Data provided:
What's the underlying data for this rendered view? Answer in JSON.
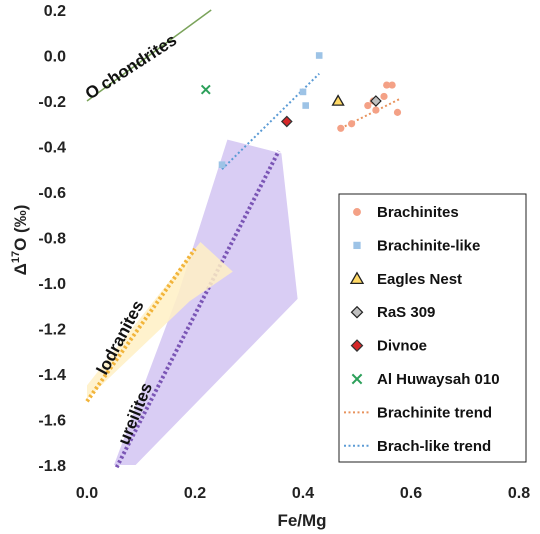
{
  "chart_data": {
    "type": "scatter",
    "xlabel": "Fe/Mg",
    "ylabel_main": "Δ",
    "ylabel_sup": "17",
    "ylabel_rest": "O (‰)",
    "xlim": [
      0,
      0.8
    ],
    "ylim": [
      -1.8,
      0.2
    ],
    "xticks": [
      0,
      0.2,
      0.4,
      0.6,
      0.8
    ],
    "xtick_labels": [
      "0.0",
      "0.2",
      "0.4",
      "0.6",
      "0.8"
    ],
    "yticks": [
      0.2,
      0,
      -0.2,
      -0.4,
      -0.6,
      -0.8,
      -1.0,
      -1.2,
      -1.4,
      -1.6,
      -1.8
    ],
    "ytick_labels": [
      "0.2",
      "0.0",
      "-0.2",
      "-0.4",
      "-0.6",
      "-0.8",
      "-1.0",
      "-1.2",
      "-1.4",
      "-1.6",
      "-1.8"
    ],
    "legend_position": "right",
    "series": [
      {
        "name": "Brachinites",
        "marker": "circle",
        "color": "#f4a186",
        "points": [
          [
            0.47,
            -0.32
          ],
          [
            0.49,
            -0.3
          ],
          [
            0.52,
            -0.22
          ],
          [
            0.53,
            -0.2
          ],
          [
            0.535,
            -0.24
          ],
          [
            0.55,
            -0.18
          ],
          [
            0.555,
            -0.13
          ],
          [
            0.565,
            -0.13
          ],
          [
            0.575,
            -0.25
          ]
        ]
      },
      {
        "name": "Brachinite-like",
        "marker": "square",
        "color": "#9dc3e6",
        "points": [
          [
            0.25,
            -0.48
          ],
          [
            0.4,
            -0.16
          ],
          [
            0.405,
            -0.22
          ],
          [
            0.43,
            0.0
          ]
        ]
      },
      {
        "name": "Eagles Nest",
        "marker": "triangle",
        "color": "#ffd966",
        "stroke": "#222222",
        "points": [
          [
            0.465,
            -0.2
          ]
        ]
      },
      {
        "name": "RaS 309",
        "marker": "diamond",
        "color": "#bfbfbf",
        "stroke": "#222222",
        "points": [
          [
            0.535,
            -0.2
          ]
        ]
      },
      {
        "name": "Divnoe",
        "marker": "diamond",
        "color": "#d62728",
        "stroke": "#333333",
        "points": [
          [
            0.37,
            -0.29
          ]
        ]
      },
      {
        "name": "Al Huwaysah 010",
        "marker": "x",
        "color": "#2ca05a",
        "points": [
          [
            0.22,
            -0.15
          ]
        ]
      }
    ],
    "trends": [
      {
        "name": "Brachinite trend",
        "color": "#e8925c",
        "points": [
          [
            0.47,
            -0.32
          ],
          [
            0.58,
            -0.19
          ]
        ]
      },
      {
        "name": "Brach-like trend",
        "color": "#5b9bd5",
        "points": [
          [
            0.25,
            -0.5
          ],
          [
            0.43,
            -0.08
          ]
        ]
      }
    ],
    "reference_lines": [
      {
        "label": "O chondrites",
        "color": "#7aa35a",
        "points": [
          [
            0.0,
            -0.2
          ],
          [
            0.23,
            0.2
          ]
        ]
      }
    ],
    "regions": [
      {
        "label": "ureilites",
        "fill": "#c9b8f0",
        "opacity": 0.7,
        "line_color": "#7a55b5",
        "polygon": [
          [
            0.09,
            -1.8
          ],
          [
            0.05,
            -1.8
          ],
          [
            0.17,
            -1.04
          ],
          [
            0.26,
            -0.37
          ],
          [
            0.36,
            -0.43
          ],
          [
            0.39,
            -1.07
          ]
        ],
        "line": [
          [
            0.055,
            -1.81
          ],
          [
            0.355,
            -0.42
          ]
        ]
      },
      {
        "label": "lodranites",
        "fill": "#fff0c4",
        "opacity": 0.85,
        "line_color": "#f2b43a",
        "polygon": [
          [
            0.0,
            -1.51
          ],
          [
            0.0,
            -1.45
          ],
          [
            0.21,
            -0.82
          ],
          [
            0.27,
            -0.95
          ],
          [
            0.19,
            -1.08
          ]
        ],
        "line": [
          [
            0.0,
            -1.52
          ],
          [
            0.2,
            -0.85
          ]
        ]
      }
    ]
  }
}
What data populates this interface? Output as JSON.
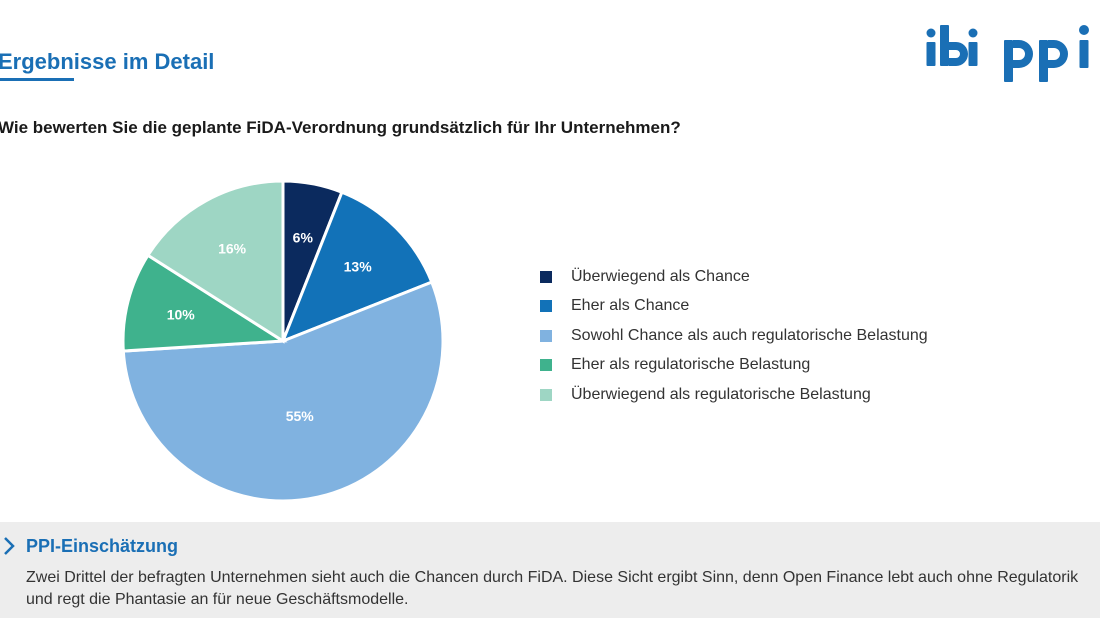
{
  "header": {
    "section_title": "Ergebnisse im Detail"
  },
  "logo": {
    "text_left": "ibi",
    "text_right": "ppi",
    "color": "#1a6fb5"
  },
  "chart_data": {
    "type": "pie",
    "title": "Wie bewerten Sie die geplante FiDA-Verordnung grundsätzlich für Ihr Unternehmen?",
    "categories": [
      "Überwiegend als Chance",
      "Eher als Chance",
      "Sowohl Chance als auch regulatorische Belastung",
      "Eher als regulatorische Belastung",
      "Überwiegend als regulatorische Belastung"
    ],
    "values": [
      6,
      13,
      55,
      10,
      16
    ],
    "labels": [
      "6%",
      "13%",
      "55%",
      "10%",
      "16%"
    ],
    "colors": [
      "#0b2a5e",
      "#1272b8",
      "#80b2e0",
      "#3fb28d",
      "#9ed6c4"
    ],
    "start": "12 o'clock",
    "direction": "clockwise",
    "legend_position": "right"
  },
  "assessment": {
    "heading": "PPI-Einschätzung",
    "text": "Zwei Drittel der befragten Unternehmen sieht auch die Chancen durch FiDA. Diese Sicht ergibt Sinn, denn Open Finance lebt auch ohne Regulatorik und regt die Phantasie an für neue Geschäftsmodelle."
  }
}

Aim of the task: Copy out exactly the lines from the one with "What data populates" through the end of the listing, both ends included, omitting any picture.

The completed task:
What data populates this interface? Output as JSON.
{
  "header": {
    "section_title": "Ergebnisse im Detail"
  },
  "logo": {
    "text_left": "ibi",
    "text_right": "ppi",
    "color": "#1a6fb5"
  },
  "chart_data": {
    "type": "pie",
    "title": "Wie bewerten Sie die geplante FiDA-Verordnung grundsätzlich für Ihr Unternehmen?",
    "categories": [
      "Überwiegend als Chance",
      "Eher als Chance",
      "Sowohl Chance als auch regulatorische Belastung",
      "Eher als regulatorische Belastung",
      "Überwiegend als regulatorische Belastung"
    ],
    "values": [
      6,
      13,
      55,
      10,
      16
    ],
    "labels": [
      "6%",
      "13%",
      "55%",
      "10%",
      "16%"
    ],
    "colors": [
      "#0b2a5e",
      "#1272b8",
      "#80b2e0",
      "#3fb28d",
      "#9ed6c4"
    ],
    "start": "12 o'clock",
    "direction": "clockwise",
    "legend_position": "right"
  },
  "assessment": {
    "heading": "PPI-Einschätzung",
    "text": "Zwei Drittel der befragten Unternehmen sieht auch die Chancen durch FiDA. Diese Sicht ergibt Sinn, denn Open Finance lebt auch ohne Regulatorik und regt die Phantasie an für neue Geschäftsmodelle."
  }
}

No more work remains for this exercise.